EXERCISE PROMPT> Repeat the material below exactly, line for line.

TASK INPUTS>

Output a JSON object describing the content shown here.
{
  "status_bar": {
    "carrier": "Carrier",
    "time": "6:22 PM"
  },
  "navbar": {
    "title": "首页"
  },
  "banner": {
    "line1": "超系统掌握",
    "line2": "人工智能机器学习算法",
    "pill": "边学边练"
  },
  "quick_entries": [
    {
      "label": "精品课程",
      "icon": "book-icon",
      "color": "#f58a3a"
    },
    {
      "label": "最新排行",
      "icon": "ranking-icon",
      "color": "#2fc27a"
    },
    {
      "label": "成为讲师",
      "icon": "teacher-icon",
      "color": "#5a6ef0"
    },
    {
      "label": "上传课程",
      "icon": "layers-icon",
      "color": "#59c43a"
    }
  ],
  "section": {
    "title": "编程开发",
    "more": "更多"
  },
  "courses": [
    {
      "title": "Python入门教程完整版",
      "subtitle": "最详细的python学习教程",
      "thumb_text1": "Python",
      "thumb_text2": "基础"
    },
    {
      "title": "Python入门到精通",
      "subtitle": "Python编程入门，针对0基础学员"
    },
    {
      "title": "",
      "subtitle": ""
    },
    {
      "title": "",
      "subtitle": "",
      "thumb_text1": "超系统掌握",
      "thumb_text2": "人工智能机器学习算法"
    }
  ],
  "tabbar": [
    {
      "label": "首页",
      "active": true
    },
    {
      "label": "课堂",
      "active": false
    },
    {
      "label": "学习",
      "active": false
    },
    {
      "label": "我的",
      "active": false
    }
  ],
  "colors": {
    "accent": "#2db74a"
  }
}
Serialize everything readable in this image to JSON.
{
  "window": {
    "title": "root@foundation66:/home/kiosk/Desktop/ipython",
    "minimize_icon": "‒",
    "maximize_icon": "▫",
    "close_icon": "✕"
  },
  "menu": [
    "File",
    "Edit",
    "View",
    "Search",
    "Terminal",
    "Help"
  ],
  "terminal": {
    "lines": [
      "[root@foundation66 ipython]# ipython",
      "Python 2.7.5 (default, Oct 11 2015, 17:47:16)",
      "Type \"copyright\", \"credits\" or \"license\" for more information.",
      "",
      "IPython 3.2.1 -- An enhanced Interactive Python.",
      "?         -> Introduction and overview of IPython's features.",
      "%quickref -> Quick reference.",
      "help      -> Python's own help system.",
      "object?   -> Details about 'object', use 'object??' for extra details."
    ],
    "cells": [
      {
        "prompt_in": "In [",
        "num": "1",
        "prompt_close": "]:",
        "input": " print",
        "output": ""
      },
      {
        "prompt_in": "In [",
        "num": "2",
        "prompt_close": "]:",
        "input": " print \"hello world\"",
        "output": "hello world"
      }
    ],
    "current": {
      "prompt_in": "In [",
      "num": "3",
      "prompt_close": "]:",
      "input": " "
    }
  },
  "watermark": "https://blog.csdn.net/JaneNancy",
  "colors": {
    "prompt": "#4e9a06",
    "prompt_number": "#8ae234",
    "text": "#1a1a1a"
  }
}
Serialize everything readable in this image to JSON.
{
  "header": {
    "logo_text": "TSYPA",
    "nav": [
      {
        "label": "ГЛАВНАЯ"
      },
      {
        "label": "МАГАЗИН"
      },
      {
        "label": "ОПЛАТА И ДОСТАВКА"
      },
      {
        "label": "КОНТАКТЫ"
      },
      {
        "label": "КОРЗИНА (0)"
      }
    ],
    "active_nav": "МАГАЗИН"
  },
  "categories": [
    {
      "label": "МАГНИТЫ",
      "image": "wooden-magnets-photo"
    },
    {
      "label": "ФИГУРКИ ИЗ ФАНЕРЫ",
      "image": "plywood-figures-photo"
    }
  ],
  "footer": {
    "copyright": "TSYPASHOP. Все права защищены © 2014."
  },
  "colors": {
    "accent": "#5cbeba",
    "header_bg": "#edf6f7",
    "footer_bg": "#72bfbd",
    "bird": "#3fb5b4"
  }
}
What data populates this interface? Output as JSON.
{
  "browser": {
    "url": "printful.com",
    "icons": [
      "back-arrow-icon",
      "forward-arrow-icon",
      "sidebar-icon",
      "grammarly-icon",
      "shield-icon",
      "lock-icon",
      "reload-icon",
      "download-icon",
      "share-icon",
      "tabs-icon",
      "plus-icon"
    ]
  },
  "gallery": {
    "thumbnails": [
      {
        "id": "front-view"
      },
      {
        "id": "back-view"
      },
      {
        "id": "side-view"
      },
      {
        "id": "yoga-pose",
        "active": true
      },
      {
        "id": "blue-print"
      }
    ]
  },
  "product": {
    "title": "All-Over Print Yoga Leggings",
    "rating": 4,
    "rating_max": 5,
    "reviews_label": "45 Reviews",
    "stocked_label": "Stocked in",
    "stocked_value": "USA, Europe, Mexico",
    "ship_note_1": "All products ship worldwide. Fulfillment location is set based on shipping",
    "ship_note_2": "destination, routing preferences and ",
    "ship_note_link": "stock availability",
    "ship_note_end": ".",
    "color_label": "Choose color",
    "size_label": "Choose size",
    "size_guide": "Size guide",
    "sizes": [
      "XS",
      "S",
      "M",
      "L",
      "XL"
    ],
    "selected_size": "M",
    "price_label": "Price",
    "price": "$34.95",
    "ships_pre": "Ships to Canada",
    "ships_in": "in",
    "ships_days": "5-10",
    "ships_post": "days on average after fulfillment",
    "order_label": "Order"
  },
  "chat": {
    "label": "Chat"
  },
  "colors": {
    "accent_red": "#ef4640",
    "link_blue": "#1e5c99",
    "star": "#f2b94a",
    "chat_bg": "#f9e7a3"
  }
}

OUTPUT FOR THIS EXERCISE>
Output a JSON object describing the content shown here.
{
  "status_bar": {
    "carrier": "Carrier",
    "time": "6:22 PM"
  },
  "navbar": {
    "title": "首页"
  },
  "banner": {
    "line1": "超系统掌握",
    "line2": "人工智能机器学习算法",
    "pill": "边学边练"
  },
  "quick_entries": [
    {
      "label": "精品课程",
      "icon": "book-icon",
      "color": "#f58a3a"
    },
    {
      "label": "最新排行",
      "icon": "ranking-icon",
      "color": "#2fc27a"
    },
    {
      "label": "成为讲师",
      "icon": "teacher-icon",
      "color": "#5a6ef0"
    },
    {
      "label": "上传课程",
      "icon": "layers-icon",
      "color": "#59c43a"
    }
  ],
  "section": {
    "title": "编程开发",
    "more": "更多"
  },
  "courses": [
    {
      "title": "Python入门教程完整版",
      "subtitle": "最详细的python学习教程",
      "thumb_text1": "Python",
      "thumb_text2": "基础"
    },
    {
      "title": "Python入门到精通",
      "subtitle": "Python编程入门，针对0基础学员"
    },
    {
      "title": "",
      "subtitle": ""
    },
    {
      "title": "",
      "subtitle": "",
      "thumb_text1": "超系统掌握",
      "thumb_text2": "人工智能机器学习算法"
    }
  ],
  "tabbar": [
    {
      "label": "首页",
      "active": true
    },
    {
      "label": "课堂",
      "active": false
    },
    {
      "label": "学习",
      "active": false
    },
    {
      "label": "我的",
      "active": false
    }
  ],
  "colors": {
    "accent": "#2db74a"
  }
}
Serialize everything readable in this image to JSON.
{
  "window": {
    "title": "root@foundation66:/home/kiosk/Desktop/ipython",
    "minimize_icon": "‒",
    "maximize_icon": "▫",
    "close_icon": "✕"
  },
  "menu": [
    "File",
    "Edit",
    "View",
    "Search",
    "Terminal",
    "Help"
  ],
  "terminal": {
    "lines": [
      "[root@foundation66 ipython]# ipython",
      "Python 2.7.5 (default, Oct 11 2015, 17:47:16)",
      "Type \"copyright\", \"credits\" or \"license\" for more information.",
      "",
      "IPython 3.2.1 -- An enhanced Interactive Python.",
      "?         -> Introduction and overview of IPython's features.",
      "%quickref -> Quick reference.",
      "help      -> Python's own help system.",
      "object?   -> Details about 'object', use 'object??' for extra details."
    ],
    "cells": [
      {
        "prompt_in": "In [",
        "num": "1",
        "prompt_close": "]:",
        "input": " print",
        "output": ""
      },
      {
        "prompt_in": "In [",
        "num": "2",
        "prompt_close": "]:",
        "input": " print \"hello world\"",
        "output": "hello world"
      }
    ],
    "current": {
      "prompt_in": "In [",
      "num": "3",
      "prompt_close": "]:",
      "input": " "
    }
  },
  "watermark": "https://blog.csdn.net/JaneNancy",
  "colors": {
    "prompt": "#4e9a06",
    "prompt_number": "#8ae234",
    "text": "#1a1a1a"
  }
}
Serialize everything readable in this image to JSON.
{
  "header": {
    "logo_text": "TSYPA",
    "nav": [
      {
        "label": "ГЛАВНАЯ"
      },
      {
        "label": "МАГАЗИН"
      },
      {
        "label": "ОПЛАТА И ДОСТАВКА"
      },
      {
        "label": "КОНТАКТЫ"
      },
      {
        "label": "КОРЗИНА (0)"
      }
    ],
    "active_nav": "МАГАЗИН"
  },
  "categories": [
    {
      "label": "МАГНИТЫ",
      "image": "wooden-magnets-photo"
    },
    {
      "label": "ФИГУРКИ ИЗ ФАНЕРЫ",
      "image": "plywood-figures-photo"
    }
  ],
  "footer": {
    "copyright": "TSYPASHOP. Все права защищены © 2014."
  },
  "colors": {
    "accent": "#5cbeba",
    "header_bg": "#edf6f7",
    "footer_bg": "#72bfbd",
    "bird": "#3fb5b4"
  }
}
What data populates this interface? Output as JSON.
{
  "browser": {
    "url": "printful.com",
    "icons": [
      "back-arrow-icon",
      "forward-arrow-icon",
      "sidebar-icon",
      "grammarly-icon",
      "shield-icon",
      "lock-icon",
      "reload-icon",
      "download-icon",
      "share-icon",
      "tabs-icon",
      "plus-icon"
    ]
  },
  "gallery": {
    "thumbnails": [
      {
        "id": "front-view"
      },
      {
        "id": "back-view"
      },
      {
        "id": "side-view"
      },
      {
        "id": "yoga-pose",
        "active": true
      },
      {
        "id": "blue-print"
      }
    ]
  },
  "product": {
    "title": "All-Over Print Yoga Leggings",
    "rating": 4,
    "rating_max": 5,
    "reviews_label": "45 Reviews",
    "stocked_label": "Stocked in",
    "stocked_value": "USA, Europe, Mexico",
    "ship_note_1": "All products ship worldwide. Fulfillment location is set based on shipping",
    "ship_note_2": "destination, routing preferences and ",
    "ship_note_link": "stock availability",
    "ship_note_end": ".",
    "color_label": "Choose color",
    "size_label": "Choose size",
    "size_guide": "Size guide",
    "sizes": [
      "XS",
      "S",
      "M",
      "L",
      "XL"
    ],
    "selected_size": "M",
    "price_label": "Price",
    "price": "$34.95",
    "ships_pre": "Ships to Canada",
    "ships_in": "in",
    "ships_days": "5-10",
    "ships_post": "days on average after fulfillment",
    "order_label": "Order"
  },
  "chat": {
    "label": "Chat"
  },
  "colors": {
    "accent_red": "#ef4640",
    "link_blue": "#1e5c99",
    "star": "#f2b94a",
    "chat_bg": "#f9e7a3"
  }
}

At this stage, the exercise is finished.